▶ _GIVEN EXERCISE_
Write out the complete material exactly as it stands.
# START OF RECORD EXTRACTS
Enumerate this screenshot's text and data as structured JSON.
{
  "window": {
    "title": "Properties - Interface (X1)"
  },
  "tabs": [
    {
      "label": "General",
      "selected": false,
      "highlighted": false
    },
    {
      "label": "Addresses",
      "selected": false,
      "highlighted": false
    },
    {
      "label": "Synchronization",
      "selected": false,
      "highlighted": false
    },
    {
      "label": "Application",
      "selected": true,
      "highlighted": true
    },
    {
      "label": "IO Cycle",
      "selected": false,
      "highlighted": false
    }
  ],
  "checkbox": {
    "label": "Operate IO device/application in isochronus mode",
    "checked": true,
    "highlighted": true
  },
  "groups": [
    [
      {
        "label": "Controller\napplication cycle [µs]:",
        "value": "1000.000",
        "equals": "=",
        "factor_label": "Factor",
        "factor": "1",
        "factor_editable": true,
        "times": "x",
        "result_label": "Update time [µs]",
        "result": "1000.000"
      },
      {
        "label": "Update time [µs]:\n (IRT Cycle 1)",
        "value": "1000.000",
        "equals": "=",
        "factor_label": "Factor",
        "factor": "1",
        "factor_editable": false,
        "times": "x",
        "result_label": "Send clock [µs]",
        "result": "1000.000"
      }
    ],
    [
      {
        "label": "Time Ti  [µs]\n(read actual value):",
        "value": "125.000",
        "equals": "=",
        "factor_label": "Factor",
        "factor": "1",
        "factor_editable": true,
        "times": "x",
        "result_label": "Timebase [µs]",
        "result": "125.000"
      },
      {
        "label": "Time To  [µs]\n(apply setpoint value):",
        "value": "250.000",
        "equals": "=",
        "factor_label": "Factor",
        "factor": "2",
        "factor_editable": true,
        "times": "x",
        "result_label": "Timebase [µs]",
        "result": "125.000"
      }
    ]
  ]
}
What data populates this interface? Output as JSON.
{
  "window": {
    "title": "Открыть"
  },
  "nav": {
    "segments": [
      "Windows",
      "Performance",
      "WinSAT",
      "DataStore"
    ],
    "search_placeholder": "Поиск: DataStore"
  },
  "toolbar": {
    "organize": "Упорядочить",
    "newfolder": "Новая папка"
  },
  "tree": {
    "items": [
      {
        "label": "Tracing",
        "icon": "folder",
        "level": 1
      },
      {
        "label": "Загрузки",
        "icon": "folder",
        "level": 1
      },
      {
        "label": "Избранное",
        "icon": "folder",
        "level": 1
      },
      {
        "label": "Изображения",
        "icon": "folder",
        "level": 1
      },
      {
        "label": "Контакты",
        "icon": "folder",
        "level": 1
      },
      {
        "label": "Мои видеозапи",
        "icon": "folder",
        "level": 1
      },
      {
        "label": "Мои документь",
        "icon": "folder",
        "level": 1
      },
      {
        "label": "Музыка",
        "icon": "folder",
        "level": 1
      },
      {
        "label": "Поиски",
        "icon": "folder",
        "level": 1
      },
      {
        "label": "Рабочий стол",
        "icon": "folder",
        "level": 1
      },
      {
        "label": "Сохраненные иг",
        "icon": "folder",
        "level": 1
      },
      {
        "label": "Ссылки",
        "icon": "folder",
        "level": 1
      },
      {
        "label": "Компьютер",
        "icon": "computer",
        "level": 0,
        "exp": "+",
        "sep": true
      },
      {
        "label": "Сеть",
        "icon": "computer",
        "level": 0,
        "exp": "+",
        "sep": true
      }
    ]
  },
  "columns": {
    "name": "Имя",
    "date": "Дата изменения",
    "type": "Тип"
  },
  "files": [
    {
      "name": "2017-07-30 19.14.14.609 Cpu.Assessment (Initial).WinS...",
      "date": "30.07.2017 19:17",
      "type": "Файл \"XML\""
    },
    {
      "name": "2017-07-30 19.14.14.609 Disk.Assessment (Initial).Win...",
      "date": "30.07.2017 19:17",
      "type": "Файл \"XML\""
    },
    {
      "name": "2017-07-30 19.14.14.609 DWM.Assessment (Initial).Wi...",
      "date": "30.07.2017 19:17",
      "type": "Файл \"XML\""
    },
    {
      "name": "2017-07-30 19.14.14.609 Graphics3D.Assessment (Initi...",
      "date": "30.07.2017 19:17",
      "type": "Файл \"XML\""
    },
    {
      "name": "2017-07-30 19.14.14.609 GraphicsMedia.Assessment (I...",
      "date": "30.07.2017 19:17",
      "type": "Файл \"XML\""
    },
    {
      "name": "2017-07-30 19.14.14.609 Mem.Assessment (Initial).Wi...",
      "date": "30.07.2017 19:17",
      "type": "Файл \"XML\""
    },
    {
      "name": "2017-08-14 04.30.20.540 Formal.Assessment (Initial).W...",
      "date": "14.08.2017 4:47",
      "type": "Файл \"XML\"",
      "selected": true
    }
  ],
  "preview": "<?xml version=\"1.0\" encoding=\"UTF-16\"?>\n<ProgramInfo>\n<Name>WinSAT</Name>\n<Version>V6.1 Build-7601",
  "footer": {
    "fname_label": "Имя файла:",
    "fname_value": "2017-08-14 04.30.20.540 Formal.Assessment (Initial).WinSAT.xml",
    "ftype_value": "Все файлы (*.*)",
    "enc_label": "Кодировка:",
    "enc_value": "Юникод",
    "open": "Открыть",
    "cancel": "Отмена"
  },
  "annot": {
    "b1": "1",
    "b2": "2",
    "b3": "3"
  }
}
# END OF RECORD EXTRACTS
▶ _WRITTEN REPLY_
Enumerate this screenshot's text and data as structured JSON.
{
  "window": {
    "title": "Properties - Interface (X1)"
  },
  "tabs": [
    {
      "label": "General",
      "selected": false,
      "highlighted": false
    },
    {
      "label": "Addresses",
      "selected": false,
      "highlighted": false
    },
    {
      "label": "Synchronization",
      "selected": false,
      "highlighted": false
    },
    {
      "label": "Application",
      "selected": true,
      "highlighted": true
    },
    {
      "label": "IO Cycle",
      "selected": false,
      "highlighted": false
    }
  ],
  "checkbox": {
    "label": "Operate IO device/application in isochronus mode",
    "checked": true,
    "highlighted": true
  },
  "groups": [
    [
      {
        "label": "Controller\napplication cycle [µs]:",
        "value": "1000.000",
        "equals": "=",
        "factor_label": "Factor",
        "factor": "1",
        "factor_editable": true,
        "times": "x",
        "result_label": "Update time [µs]",
        "result": "1000.000"
      },
      {
        "label": "Update time [µs]:\n (IRT Cycle 1)",
        "value": "1000.000",
        "equals": "=",
        "factor_label": "Factor",
        "factor": "1",
        "factor_editable": false,
        "times": "x",
        "result_label": "Send clock [µs]",
        "result": "1000.000"
      }
    ],
    [
      {
        "label": "Time Ti  [µs]\n(read actual value):",
        "value": "125.000",
        "equals": "=",
        "factor_label": "Factor",
        "factor": "1",
        "factor_editable": true,
        "times": "x",
        "result_label": "Timebase [µs]",
        "result": "125.000"
      },
      {
        "label": "Time To  [µs]\n(apply setpoint value):",
        "value": "250.000",
        "equals": "=",
        "factor_label": "Factor",
        "factor": "2",
        "factor_editable": true,
        "times": "x",
        "result_label": "Timebase [µs]",
        "result": "125.000"
      }
    ]
  ]
}
What data populates this interface? Output as JSON.
{
  "window": {
    "title": "Открыть"
  },
  "nav": {
    "segments": [
      "Windows",
      "Performance",
      "WinSAT",
      "DataStore"
    ],
    "search_placeholder": "Поиск: DataStore"
  },
  "toolbar": {
    "organize": "Упорядочить",
    "newfolder": "Новая папка"
  },
  "tree": {
    "items": [
      {
        "label": "Tracing",
        "icon": "folder",
        "level": 1
      },
      {
        "label": "Загрузки",
        "icon": "folder",
        "level": 1
      },
      {
        "label": "Избранное",
        "icon": "folder",
        "level": 1
      },
      {
        "label": "Изображения",
        "icon": "folder",
        "level": 1
      },
      {
        "label": "Контакты",
        "icon": "folder",
        "level": 1
      },
      {
        "label": "Мои видеозапи",
        "icon": "folder",
        "level": 1
      },
      {
        "label": "Мои документь",
        "icon": "folder",
        "level": 1
      },
      {
        "label": "Музыка",
        "icon": "folder",
        "level": 1
      },
      {
        "label": "Поиски",
        "icon": "folder",
        "level": 1
      },
      {
        "label": "Рабочий стол",
        "icon": "folder",
        "level": 1
      },
      {
        "label": "Сохраненные иг",
        "icon": "folder",
        "level": 1
      },
      {
        "label": "Ссылки",
        "icon": "folder",
        "level": 1
      },
      {
        "label": "Компьютер",
        "icon": "computer",
        "level": 0,
        "exp": "+",
        "sep": true
      },
      {
        "label": "Сеть",
        "icon": "computer",
        "level": 0,
        "exp": "+",
        "sep": true
      }
    ]
  },
  "columns": {
    "name": "Имя",
    "date": "Дата изменения",
    "type": "Тип"
  },
  "files": [
    {
      "name": "2017-07-30 19.14.14.609 Cpu.Assessment (Initial).WinS...",
      "date": "30.07.2017 19:17",
      "type": "Файл \"XML\""
    },
    {
      "name": "2017-07-30 19.14.14.609 Disk.Assessment (Initial).Win...",
      "date": "30.07.2017 19:17",
      "type": "Файл \"XML\""
    },
    {
      "name": "2017-07-30 19.14.14.609 DWM.Assessment (Initial).Wi...",
      "date": "30.07.2017 19:17",
      "type": "Файл \"XML\""
    },
    {
      "name": "2017-07-30 19.14.14.609 Graphics3D.Assessment (Initi...",
      "date": "30.07.2017 19:17",
      "type": "Файл \"XML\""
    },
    {
      "name": "2017-07-30 19.14.14.609 GraphicsMedia.Assessment (I...",
      "date": "30.07.2017 19:17",
      "type": "Файл \"XML\""
    },
    {
      "name": "2017-07-30 19.14.14.609 Mem.Assessment (Initial).Wi...",
      "date": "30.07.2017 19:17",
      "type": "Файл \"XML\""
    },
    {
      "name": "2017-08-14 04.30.20.540 Formal.Assessment (Initial).W...",
      "date": "14.08.2017 4:47",
      "type": "Файл \"XML\"",
      "selected": true
    }
  ],
  "preview": "<?xml version=\"1.0\" encoding=\"UTF-16\"?>\n<ProgramInfo>\n<Name>WinSAT</Name>\n<Version>V6.1 Build-7601",
  "footer": {
    "fname_label": "Имя файла:",
    "fname_value": "2017-08-14 04.30.20.540 Formal.Assessment (Initial).WinSAT.xml",
    "ftype_value": "Все файлы (*.*)",
    "enc_label": "Кодировка:",
    "enc_value": "Юникод",
    "open": "Открыть",
    "cancel": "Отмена"
  },
  "annot": {
    "b1": "1",
    "b2": "2",
    "b3": "3"
  }
}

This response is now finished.